— BEGIN Records provided —

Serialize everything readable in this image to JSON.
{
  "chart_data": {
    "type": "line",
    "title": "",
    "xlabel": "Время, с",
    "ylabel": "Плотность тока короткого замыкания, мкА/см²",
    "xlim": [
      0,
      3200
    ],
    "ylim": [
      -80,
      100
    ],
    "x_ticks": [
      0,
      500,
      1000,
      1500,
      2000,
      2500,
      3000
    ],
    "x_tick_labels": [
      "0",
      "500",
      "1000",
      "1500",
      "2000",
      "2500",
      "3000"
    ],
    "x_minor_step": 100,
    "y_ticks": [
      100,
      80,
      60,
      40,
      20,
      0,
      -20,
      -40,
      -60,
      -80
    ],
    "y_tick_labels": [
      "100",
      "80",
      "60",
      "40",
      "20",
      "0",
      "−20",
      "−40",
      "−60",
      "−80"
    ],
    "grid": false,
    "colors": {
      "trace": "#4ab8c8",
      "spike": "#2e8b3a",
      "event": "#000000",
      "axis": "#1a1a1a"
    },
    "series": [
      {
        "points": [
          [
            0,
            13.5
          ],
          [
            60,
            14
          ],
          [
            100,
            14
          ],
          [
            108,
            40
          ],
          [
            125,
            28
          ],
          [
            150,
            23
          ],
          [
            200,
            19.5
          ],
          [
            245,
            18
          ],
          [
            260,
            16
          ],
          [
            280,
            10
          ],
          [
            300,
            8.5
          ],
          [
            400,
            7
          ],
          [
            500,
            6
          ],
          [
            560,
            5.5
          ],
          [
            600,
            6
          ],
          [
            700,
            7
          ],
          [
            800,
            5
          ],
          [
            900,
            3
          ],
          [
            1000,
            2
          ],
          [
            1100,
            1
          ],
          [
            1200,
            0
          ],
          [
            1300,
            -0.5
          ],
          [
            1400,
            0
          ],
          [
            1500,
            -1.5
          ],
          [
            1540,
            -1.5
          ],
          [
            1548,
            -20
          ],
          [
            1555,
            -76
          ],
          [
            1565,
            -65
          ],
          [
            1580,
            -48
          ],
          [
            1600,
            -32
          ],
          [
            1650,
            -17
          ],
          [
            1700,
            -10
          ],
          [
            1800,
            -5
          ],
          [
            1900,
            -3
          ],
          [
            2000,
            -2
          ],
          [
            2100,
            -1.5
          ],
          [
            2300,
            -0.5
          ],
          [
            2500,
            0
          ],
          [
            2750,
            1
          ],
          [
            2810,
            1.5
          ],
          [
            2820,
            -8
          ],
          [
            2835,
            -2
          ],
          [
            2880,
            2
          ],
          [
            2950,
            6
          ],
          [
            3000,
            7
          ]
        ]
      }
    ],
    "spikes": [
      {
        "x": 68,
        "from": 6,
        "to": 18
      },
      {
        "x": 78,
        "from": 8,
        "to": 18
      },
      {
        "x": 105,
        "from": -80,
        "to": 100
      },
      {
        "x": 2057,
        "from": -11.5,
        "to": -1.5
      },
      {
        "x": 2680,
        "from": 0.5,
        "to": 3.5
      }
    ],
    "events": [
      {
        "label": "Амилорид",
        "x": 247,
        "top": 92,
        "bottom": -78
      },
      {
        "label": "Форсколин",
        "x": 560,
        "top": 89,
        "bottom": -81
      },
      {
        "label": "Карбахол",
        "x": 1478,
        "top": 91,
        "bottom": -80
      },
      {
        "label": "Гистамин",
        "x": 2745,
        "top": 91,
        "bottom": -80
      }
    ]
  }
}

— END Records provided —

What you need to do: Your task is to output the full set of records exactly as presented.

Result:
Serialize everything readable in this image to JSON.
{
  "chart_data": {
    "type": "line",
    "title": "",
    "xlabel": "Время, с",
    "ylabel": "Плотность тока короткого замыкания, мкА/см²",
    "xlim": [
      0,
      3200
    ],
    "ylim": [
      -80,
      100
    ],
    "x_ticks": [
      0,
      500,
      1000,
      1500,
      2000,
      2500,
      3000
    ],
    "x_tick_labels": [
      "0",
      "500",
      "1000",
      "1500",
      "2000",
      "2500",
      "3000"
    ],
    "x_minor_step": 100,
    "y_ticks": [
      100,
      80,
      60,
      40,
      20,
      0,
      -20,
      -40,
      -60,
      -80
    ],
    "y_tick_labels": [
      "100",
      "80",
      "60",
      "40",
      "20",
      "0",
      "−20",
      "−40",
      "−60",
      "−80"
    ],
    "grid": false,
    "colors": {
      "trace": "#4ab8c8",
      "spike": "#2e8b3a",
      "event": "#000000",
      "axis": "#1a1a1a"
    },
    "series": [
      {
        "points": [
          [
            0,
            13.5
          ],
          [
            60,
            14
          ],
          [
            100,
            14
          ],
          [
            108,
            40
          ],
          [
            125,
            28
          ],
          [
            150,
            23
          ],
          [
            200,
            19.5
          ],
          [
            245,
            18
          ],
          [
            260,
            16
          ],
          [
            280,
            10
          ],
          [
            300,
            8.5
          ],
          [
            400,
            7
          ],
          [
            500,
            6
          ],
          [
            560,
            5.5
          ],
          [
            600,
            6
          ],
          [
            700,
            7
          ],
          [
            800,
            5
          ],
          [
            900,
            3
          ],
          [
            1000,
            2
          ],
          [
            1100,
            1
          ],
          [
            1200,
            0
          ],
          [
            1300,
            -0.5
          ],
          [
            1400,
            0
          ],
          [
            1500,
            -1.5
          ],
          [
            1540,
            -1.5
          ],
          [
            1548,
            -20
          ],
          [
            1555,
            -76
          ],
          [
            1565,
            -65
          ],
          [
            1580,
            -48
          ],
          [
            1600,
            -32
          ],
          [
            1650,
            -17
          ],
          [
            1700,
            -10
          ],
          [
            1800,
            -5
          ],
          [
            1900,
            -3
          ],
          [
            2000,
            -2
          ],
          [
            2100,
            -1.5
          ],
          [
            2300,
            -0.5
          ],
          [
            2500,
            0
          ],
          [
            2750,
            1
          ],
          [
            2810,
            1.5
          ],
          [
            2820,
            -8
          ],
          [
            2835,
            -2
          ],
          [
            2880,
            2
          ],
          [
            2950,
            6
          ],
          [
            3000,
            7
          ]
        ]
      }
    ],
    "spikes": [
      {
        "x": 68,
        "from": 6,
        "to": 18
      },
      {
        "x": 78,
        "from": 8,
        "to": 18
      },
      {
        "x": 105,
        "from": -80,
        "to": 100
      },
      {
        "x": 2057,
        "from": -11.5,
        "to": -1.5
      },
      {
        "x": 2680,
        "from": 0.5,
        "to": 3.5
      }
    ],
    "events": [
      {
        "label": "Амилорид",
        "x": 247,
        "top": 92,
        "bottom": -78
      },
      {
        "label": "Форсколин",
        "x": 560,
        "top": 89,
        "bottom": -81
      },
      {
        "label": "Карбахол",
        "x": 1478,
        "top": 91,
        "bottom": -80
      },
      {
        "label": "Гистамин",
        "x": 2745,
        "top": 91,
        "bottom": -80
      }
    ]
  }
}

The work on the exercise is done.